» STATED TASK
Find every line with the string "display" in it, count them, and reply with that count only.

» DATASET ENTRIES
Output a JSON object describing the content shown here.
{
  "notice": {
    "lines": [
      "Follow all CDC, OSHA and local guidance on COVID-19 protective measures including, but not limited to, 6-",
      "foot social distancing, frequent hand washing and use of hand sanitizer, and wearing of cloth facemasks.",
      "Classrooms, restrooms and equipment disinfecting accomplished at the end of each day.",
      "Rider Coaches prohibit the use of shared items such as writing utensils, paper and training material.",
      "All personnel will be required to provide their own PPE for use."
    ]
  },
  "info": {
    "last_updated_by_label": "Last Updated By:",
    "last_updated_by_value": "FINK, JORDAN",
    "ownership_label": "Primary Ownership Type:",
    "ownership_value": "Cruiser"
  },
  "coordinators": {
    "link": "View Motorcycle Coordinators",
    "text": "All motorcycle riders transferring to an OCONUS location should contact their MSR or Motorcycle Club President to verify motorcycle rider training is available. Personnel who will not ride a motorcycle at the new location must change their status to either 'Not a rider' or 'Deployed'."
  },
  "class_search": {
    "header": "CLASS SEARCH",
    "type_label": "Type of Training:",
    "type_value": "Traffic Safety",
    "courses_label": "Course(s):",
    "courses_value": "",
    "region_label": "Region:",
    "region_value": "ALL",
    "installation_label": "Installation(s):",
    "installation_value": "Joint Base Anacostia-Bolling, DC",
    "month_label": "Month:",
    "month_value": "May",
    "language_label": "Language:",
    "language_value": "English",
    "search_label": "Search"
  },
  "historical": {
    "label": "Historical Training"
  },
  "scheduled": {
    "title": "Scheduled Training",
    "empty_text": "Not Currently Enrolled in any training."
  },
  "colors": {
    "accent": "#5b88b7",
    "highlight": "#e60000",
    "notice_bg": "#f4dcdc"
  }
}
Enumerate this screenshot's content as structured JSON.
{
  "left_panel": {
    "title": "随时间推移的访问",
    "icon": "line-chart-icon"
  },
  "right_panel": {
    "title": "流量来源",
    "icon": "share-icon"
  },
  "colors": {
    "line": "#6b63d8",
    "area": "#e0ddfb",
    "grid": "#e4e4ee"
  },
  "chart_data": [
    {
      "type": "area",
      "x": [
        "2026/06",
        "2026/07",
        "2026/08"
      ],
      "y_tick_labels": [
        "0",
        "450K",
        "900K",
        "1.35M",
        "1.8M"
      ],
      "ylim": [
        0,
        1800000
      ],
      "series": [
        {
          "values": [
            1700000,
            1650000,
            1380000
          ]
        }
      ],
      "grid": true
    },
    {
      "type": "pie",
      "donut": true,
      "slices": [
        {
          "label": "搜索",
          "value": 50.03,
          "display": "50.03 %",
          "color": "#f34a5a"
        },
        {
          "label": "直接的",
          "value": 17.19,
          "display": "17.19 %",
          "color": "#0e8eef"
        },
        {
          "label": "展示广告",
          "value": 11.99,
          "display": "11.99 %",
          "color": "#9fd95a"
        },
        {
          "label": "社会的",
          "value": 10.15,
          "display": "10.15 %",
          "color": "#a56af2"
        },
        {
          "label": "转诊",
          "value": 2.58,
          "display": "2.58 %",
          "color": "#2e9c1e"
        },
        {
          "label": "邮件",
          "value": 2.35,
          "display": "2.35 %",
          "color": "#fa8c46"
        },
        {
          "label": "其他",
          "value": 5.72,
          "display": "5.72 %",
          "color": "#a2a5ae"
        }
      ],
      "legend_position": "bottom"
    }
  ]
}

» FINISHED EXERCISE
7